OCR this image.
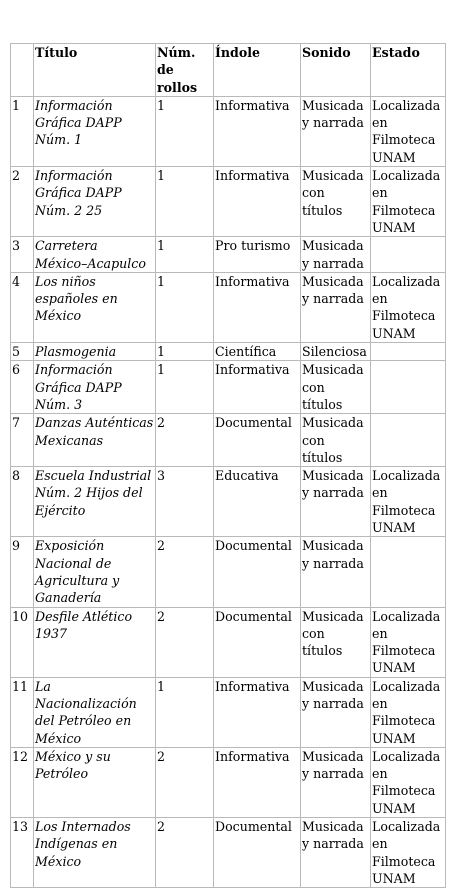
	Título	Núm. de rollos	Índole	Sonido	Estado
1	Información Gráfica DAPP Núm. 1	1	Informativa	Musicada y narrada	Localizada en Filmoteca UNAM
2	Información Gráfica DAPP Núm. 2 25	1	Informativa	Musicada con títulos	Localizada en Filmoteca UNAM
3	Carretera México–Acapulco	1	Pro turismo	Musicada y narrada	
4	Los niños españoles en México	1	Informativa	Musicada y narrada	Localizada en Filmoteca UNAM
5	Plasmogenia	1	Científica	Silenciosa	
6	Información Gráfica DAPP Núm. 3	1	Informativa	Musicada con títulos	
7	Danzas Auténticas Mexicanas	2	Documental	Musicada con títulos	
8	Escuela Industrial Núm. 2 Hijos del Ejército	3	Educativa	Musicada y narrada	Localizada en Filmoteca UNAM
9	Exposición Nacional de Agricultura y Ganadería	2	Documental	Musicada y narrada	
10	Desfile Atlético 1937	2	Documental	Musicada con títulos	Localizada en Filmoteca UNAM
11	La Nacionalización del Petróleo en México	1	Informativa	Musicada y narrada	Localizada en Filmoteca UNAM
12	México y su Petróleo	2	Informativa	Musicada y narrada	Localizada en Filmoteca UNAM
13	Los Internados Indígenas en México	2	Documental	Musicada y narrada	Localizada en Filmoteca UNAM
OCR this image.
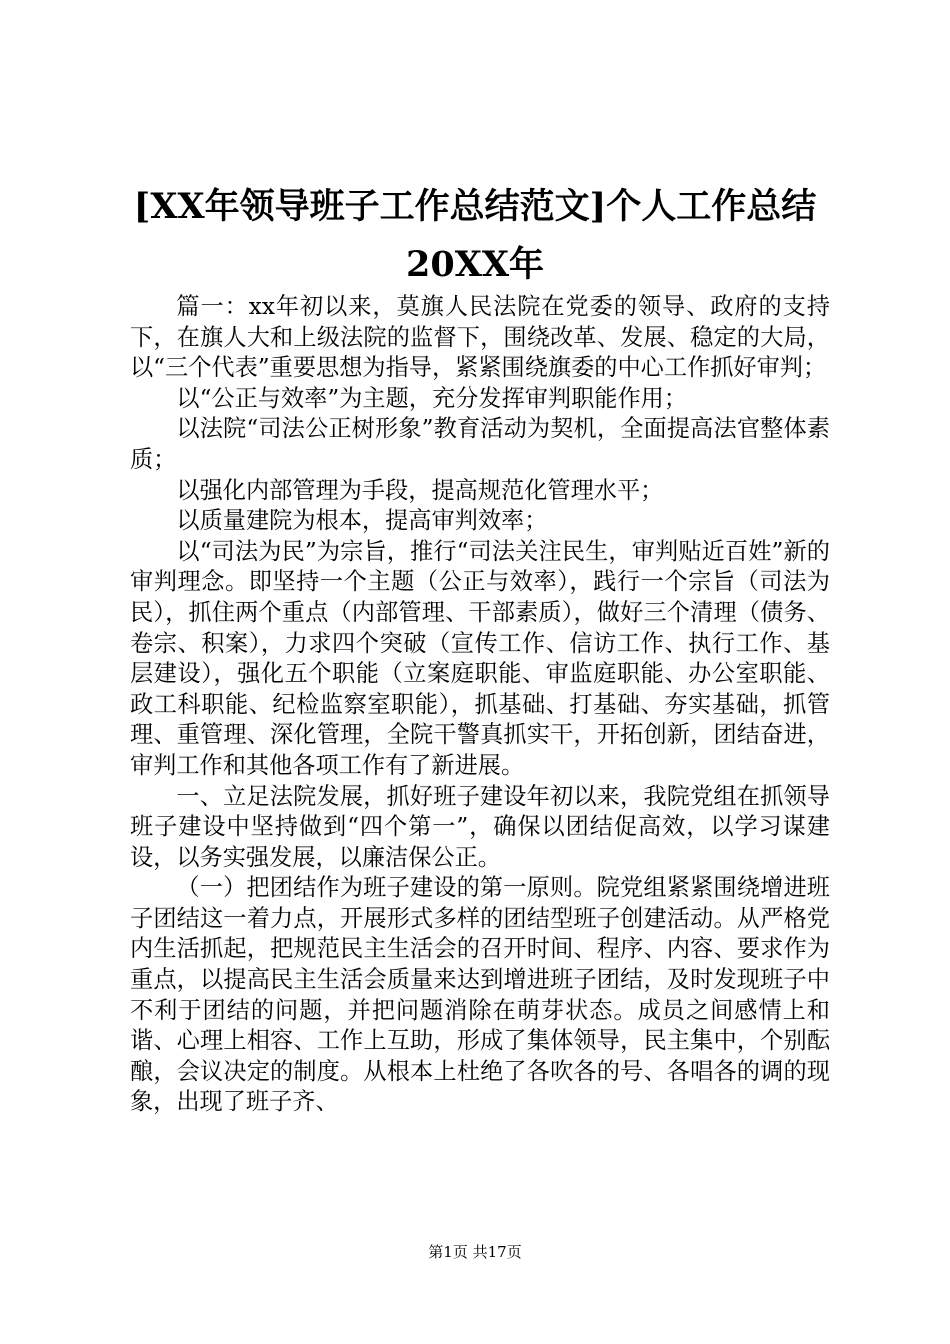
[XX年领导班子工作总结范文]个人工作总结
20XX年

篇一：xx年初以来，莫旗人民法院在党委的领导、政府的支持下，在旗人大和上级法院的监督下，围绕改革、发展、稳定的大局，以“三个代表”重要思想为指导，紧紧围绕旗委的中心工作抓好审判；

以“公正与效率”为主题，充分发挥审判职能作用；

以法院“司法公正树形象”教育活动为契机，全面提高法官整体素质；

以强化内部管理为手段，提高规范化管理水平；

以质量建院为根本，提高审判效率；

以“司法为民”为宗旨，推行“司法关注民生，审判贴近百姓”新的审判理念。即坚持一个主题（公正与效率），践行一个宗旨（司法为民），抓住两个重点（内部管理、干部素质），做好三个清理（债务、卷宗、积案），力求四个突破（宣传工作、信访工作、执行工作、基层建设），强化五个职能（立案庭职能、审监庭职能、办公室职能、政工科职能、纪检监察室职能），抓基础、打基础、夯实基础，抓管理、重管理、深化管理，全院干警真抓实干，开拓创新，团结奋进，审判工作和其他各项工作有了新进展。

一、立足法院发展，抓好班子建设年初以来，我院党组在抓领导班子建设中坚持做到“四个第一”，确保以团结促高效，以学习谋建设，以务实强发展，以廉洁保公正。

（一）把团结作为班子建设的第一原则。院党组紧紧围绕增进班子团结这一着力点，开展形式多样的团结型班子创建活动。从严格党内生活抓起，把规范民主生活会的召开时间、程序、内容、要求作为重点，以提高民主生活会质量来达到增进班子团结，及时发现班子中不利于团结的问题，并把问题消除在萌芽状态。成员之间感情上和谐、心理上相容、工作上互助，形成了集体领导，民主集中，个别酝酿，会议决定的制度。从根本上杜绝了各吹各的号、各唱各的调的现象，出现了班子齐、

第1页 共17页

_Goal_. Leave out the pictures and transcribe everything else exactly.

_Answer below_.
OCR this image.
	Título	Núm. de rollos	Índole	Sonido	Estado
1	Información Gráfica DAPP Núm. 1	1	Informativa	Musicada y narrada	Localizada en Filmoteca UNAM
2	Información Gráfica DAPP Núm. 2 25	1	Informativa	Musicada con títulos	Localizada en Filmoteca UNAM
3	Carretera México–Acapulco	1	Pro turismo	Musicada y narrada	
4	Los niños españoles en México	1	Informativa	Musicada y narrada	Localizada en Filmoteca UNAM
5	Plasmogenia	1	Científica	Silenciosa	
6	Información Gráfica DAPP Núm. 3	1	Informativa	Musicada con títulos	
7	Danzas Auténticas Mexicanas	2	Documental	Musicada con títulos	
8	Escuela Industrial Núm. 2 Hijos del Ejército	3	Educativa	Musicada y narrada	Localizada en Filmoteca UNAM
9	Exposición Nacional de Agricultura y Ganadería	2	Documental	Musicada y narrada	
10	Desfile Atlético 1937	2	Documental	Musicada con títulos	Localizada en Filmoteca UNAM
11	La Nacionalización del Petróleo en México	1	Informativa	Musicada y narrada	Localizada en Filmoteca UNAM
12	México y su Petróleo	2	Informativa	Musicada y narrada	Localizada en Filmoteca UNAM
13	Los Internados Indígenas en México	2	Documental	Musicada y narrada	Localizada en Filmoteca UNAM
OCR this image.
[XX年领导班子工作总结范文]个人工作总结
20XX年

篇一：xx年初以来，莫旗人民法院在党委的领导、政府的支持下，在旗人大和上级法院的监督下，围绕改革、发展、稳定的大局，以“三个代表”重要思想为指导，紧紧围绕旗委的中心工作抓好审判；

以“公正与效率”为主题，充分发挥审判职能作用；

以法院“司法公正树形象”教育活动为契机，全面提高法官整体素质；

以强化内部管理为手段，提高规范化管理水平；

以质量建院为根本，提高审判效率；

以“司法为民”为宗旨，推行“司法关注民生，审判贴近百姓”新的审判理念。即坚持一个主题（公正与效率），践行一个宗旨（司法为民），抓住两个重点（内部管理、干部素质），做好三个清理（债务、卷宗、积案），力求四个突破（宣传工作、信访工作、执行工作、基层建设），强化五个职能（立案庭职能、审监庭职能、办公室职能、政工科职能、纪检监察室职能），抓基础、打基础、夯实基础，抓管理、重管理、深化管理，全院干警真抓实干，开拓创新，团结奋进，审判工作和其他各项工作有了新进展。

一、立足法院发展，抓好班子建设年初以来，我院党组在抓领导班子建设中坚持做到“四个第一”，确保以团结促高效，以学习谋建设，以务实强发展，以廉洁保公正。

（一）把团结作为班子建设的第一原则。院党组紧紧围绕增进班子团结这一着力点，开展形式多样的团结型班子创建活动。从严格党内生活抓起，把规范民主生活会的召开时间、程序、内容、要求作为重点，以提高民主生活会质量来达到增进班子团结，及时发现班子中不利于团结的问题，并把问题消除在萌芽状态。成员之间感情上和谐、心理上相容、工作上互助，形成了集体领导，民主集中，个别酝酿，会议决定的制度。从根本上杜绝了各吹各的号、各唱各的调的现象，出现了班子齐、

第1页 共17页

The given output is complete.